→ **Written exercise**
Can you output the material exactly as written, minus any pictures it holds?
--- start Entries provided ---
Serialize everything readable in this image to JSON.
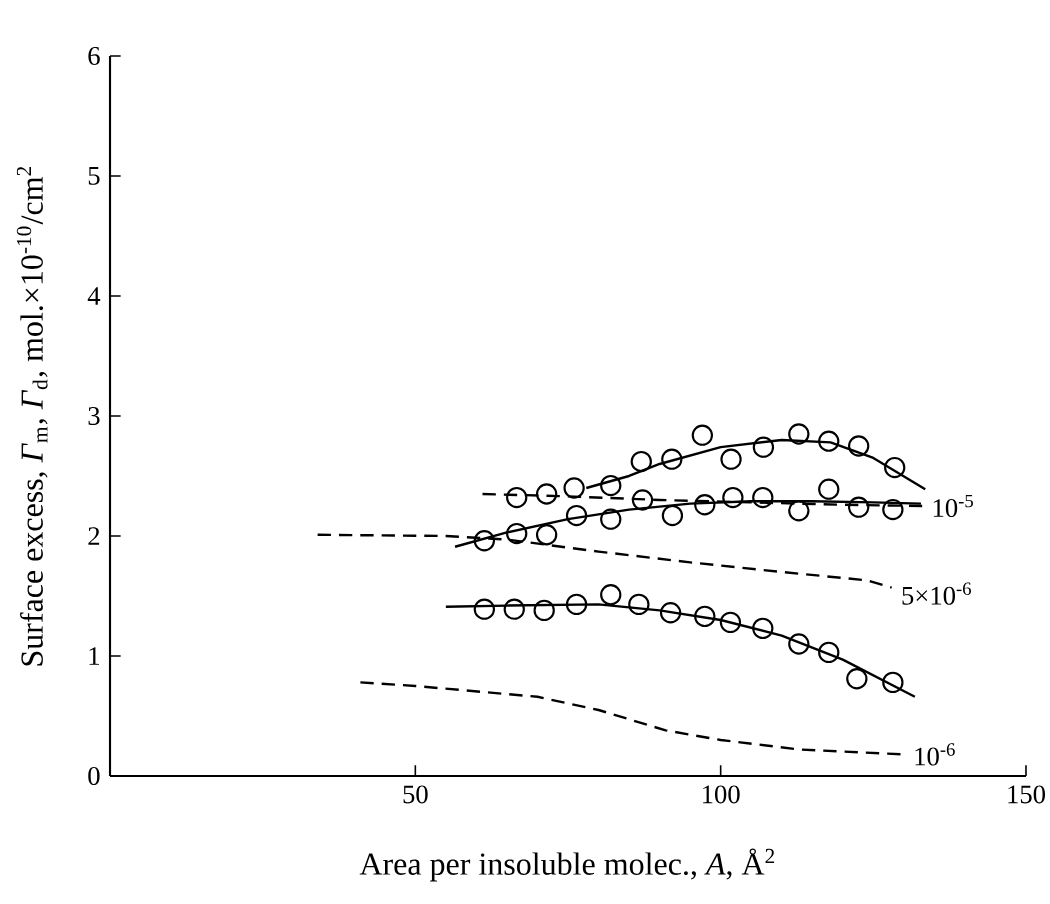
{
  "chart_data": {
    "type": "scatter",
    "xlabel": "Area per insoluble molec., *A*, Å$^{2}$",
    "ylabel": "Surface excess, *Γ*$_{m}$, *Γ*$_{d}$, mol.×10$^{-10}$/cm$^{2}$",
    "xlim": [
      0,
      150
    ],
    "ylim": [
      0,
      6
    ],
    "xticks": [
      {
        "value": 0,
        "label": null
      },
      50,
      100,
      150
    ],
    "yticks": [
      0,
      1,
      2,
      3,
      4,
      5,
      6
    ],
    "series": [
      {
        "marker": "circle",
        "color": "#000000",
        "x": [
          66.6,
          71.5,
          76,
          82,
          87,
          92,
          97,
          101.7,
          107,
          112.8,
          117.7,
          122.6,
          128.5
        ],
        "values": [
          2.32,
          2.35,
          2.4,
          2.42,
          2.62,
          2.64,
          2.84,
          2.64,
          2.74,
          2.85,
          2.79,
          2.75,
          2.57
        ]
      },
      {
        "marker": "circle",
        "color": "#000000",
        "x": [
          61.3,
          66.6,
          71.5,
          76.4,
          82,
          87.2,
          92.1,
          97.4,
          102,
          106.9,
          112.8,
          117.7,
          122.6,
          128.2
        ],
        "values": [
          1.96,
          2.02,
          2.01,
          2.17,
          2.14,
          2.3,
          2.17,
          2.26,
          2.32,
          2.32,
          2.21,
          2.39,
          2.24,
          2.22
        ]
      },
      {
        "marker": "circle",
        "color": "#000000",
        "x": [
          61.3,
          66.2,
          71.1,
          76.4,
          82,
          86.6,
          91.8,
          97.4,
          101.6,
          106.9,
          112.8,
          117.7,
          122.3,
          128.2
        ],
        "values": [
          1.39,
          1.39,
          1.38,
          1.43,
          1.51,
          1.43,
          1.36,
          1.33,
          1.28,
          1.23,
          1.1,
          1.03,
          0.81,
          0.78
        ]
      },
      {
        "type": "line",
        "marker": "none",
        "line_style": "solid",
        "color": "#000000",
        "x": [
          78,
          85,
          90,
          100,
          110,
          118,
          125,
          133.5
        ],
        "values": [
          2.4,
          2.5,
          2.6,
          2.74,
          2.8,
          2.78,
          2.65,
          2.39
        ]
      },
      {
        "type": "line",
        "marker": "none",
        "line_style": "solid",
        "color": "#000000",
        "x": [
          56.5,
          65,
          75,
          85,
          95,
          105,
          115,
          125,
          132.8
        ],
        "values": [
          1.91,
          2.03,
          2.14,
          2.22,
          2.27,
          2.29,
          2.29,
          2.28,
          2.27
        ]
      },
      {
        "type": "line",
        "marker": "none",
        "line_style": "solid",
        "color": "#000000",
        "x": [
          55,
          65,
          80,
          90,
          100,
          110,
          120,
          131.8
        ],
        "values": [
          1.41,
          1.42,
          1.43,
          1.38,
          1.3,
          1.17,
          0.97,
          0.66
        ]
      },
      {
        "type": "line",
        "marker": "none",
        "line_style": "dashed",
        "color": "#000000",
        "x": [
          61,
          75,
          90,
          105,
          120,
          133
        ],
        "values": [
          2.35,
          2.33,
          2.3,
          2.28,
          2.26,
          2.25
        ]
      },
      {
        "type": "line",
        "marker": "none",
        "line_style": "dashed",
        "color": "#000000",
        "x": [
          34,
          55,
          65,
          80,
          95,
          110,
          124,
          128
        ],
        "values": [
          2.01,
          2.0,
          1.97,
          1.87,
          1.78,
          1.7,
          1.63,
          1.57
        ]
      },
      {
        "type": "line",
        "marker": "none",
        "line_style": "dashed",
        "color": "#000000",
        "x": [
          41,
          50,
          70,
          80,
          91,
          100,
          113,
          130
        ],
        "values": [
          0.78,
          0.75,
          0.66,
          0.55,
          0.38,
          0.3,
          0.22,
          0.18
        ]
      }
    ],
    "annotations": [
      {
        "text": "10$^{-5}$",
        "x": 134,
        "y": 2.25
      },
      {
        "text": "5×10$^{-6}$",
        "x": 129,
        "y": 1.52
      },
      {
        "text": "10$^{-6}$",
        "x": 131,
        "y": 0.18
      }
    ]
  }
}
--- end Entries provided ---
→ **The output**
Serialize everything readable in this image to JSON.
{
  "chart_data": {
    "type": "scatter",
    "xlabel": "Area per insoluble molec., *A*, Å$^{2}$",
    "ylabel": "Surface excess, *Γ*$_{m}$, *Γ*$_{d}$, mol.×10$^{-10}$/cm$^{2}$",
    "xlim": [
      0,
      150
    ],
    "ylim": [
      0,
      6
    ],
    "xticks": [
      {
        "value": 0,
        "label": null
      },
      50,
      100,
      150
    ],
    "yticks": [
      0,
      1,
      2,
      3,
      4,
      5,
      6
    ],
    "series": [
      {
        "marker": "circle",
        "color": "#000000",
        "x": [
          66.6,
          71.5,
          76,
          82,
          87,
          92,
          97,
          101.7,
          107,
          112.8,
          117.7,
          122.6,
          128.5
        ],
        "values": [
          2.32,
          2.35,
          2.4,
          2.42,
          2.62,
          2.64,
          2.84,
          2.64,
          2.74,
          2.85,
          2.79,
          2.75,
          2.57
        ]
      },
      {
        "marker": "circle",
        "color": "#000000",
        "x": [
          61.3,
          66.6,
          71.5,
          76.4,
          82,
          87.2,
          92.1,
          97.4,
          102,
          106.9,
          112.8,
          117.7,
          122.6,
          128.2
        ],
        "values": [
          1.96,
          2.02,
          2.01,
          2.17,
          2.14,
          2.3,
          2.17,
          2.26,
          2.32,
          2.32,
          2.21,
          2.39,
          2.24,
          2.22
        ]
      },
      {
        "marker": "circle",
        "color": "#000000",
        "x": [
          61.3,
          66.2,
          71.1,
          76.4,
          82,
          86.6,
          91.8,
          97.4,
          101.6,
          106.9,
          112.8,
          117.7,
          122.3,
          128.2
        ],
        "values": [
          1.39,
          1.39,
          1.38,
          1.43,
          1.51,
          1.43,
          1.36,
          1.33,
          1.28,
          1.23,
          1.1,
          1.03,
          0.81,
          0.78
        ]
      },
      {
        "type": "line",
        "marker": "none",
        "line_style": "solid",
        "color": "#000000",
        "x": [
          78,
          85,
          90,
          100,
          110,
          118,
          125,
          133.5
        ],
        "values": [
          2.4,
          2.5,
          2.6,
          2.74,
          2.8,
          2.78,
          2.65,
          2.39
        ]
      },
      {
        "type": "line",
        "marker": "none",
        "line_style": "solid",
        "color": "#000000",
        "x": [
          56.5,
          65,
          75,
          85,
          95,
          105,
          115,
          125,
          132.8
        ],
        "values": [
          1.91,
          2.03,
          2.14,
          2.22,
          2.27,
          2.29,
          2.29,
          2.28,
          2.27
        ]
      },
      {
        "type": "line",
        "marker": "none",
        "line_style": "solid",
        "color": "#000000",
        "x": [
          55,
          65,
          80,
          90,
          100,
          110,
          120,
          131.8
        ],
        "values": [
          1.41,
          1.42,
          1.43,
          1.38,
          1.3,
          1.17,
          0.97,
          0.66
        ]
      },
      {
        "type": "line",
        "marker": "none",
        "line_style": "dashed",
        "color": "#000000",
        "x": [
          61,
          75,
          90,
          105,
          120,
          133
        ],
        "values": [
          2.35,
          2.33,
          2.3,
          2.28,
          2.26,
          2.25
        ]
      },
      {
        "type": "line",
        "marker": "none",
        "line_style": "dashed",
        "color": "#000000",
        "x": [
          34,
          55,
          65,
          80,
          95,
          110,
          124,
          128
        ],
        "values": [
          2.01,
          2.0,
          1.97,
          1.87,
          1.78,
          1.7,
          1.63,
          1.57
        ]
      },
      {
        "type": "line",
        "marker": "none",
        "line_style": "dashed",
        "color": "#000000",
        "x": [
          41,
          50,
          70,
          80,
          91,
          100,
          113,
          130
        ],
        "values": [
          0.78,
          0.75,
          0.66,
          0.55,
          0.38,
          0.3,
          0.22,
          0.18
        ]
      }
    ],
    "annotations": [
      {
        "text": "10$^{-5}$",
        "x": 134,
        "y": 2.25
      },
      {
        "text": "5×10$^{-6}$",
        "x": 129,
        "y": 1.52
      },
      {
        "text": "10$^{-6}$",
        "x": 131,
        "y": 0.18
      }
    ]
  }
}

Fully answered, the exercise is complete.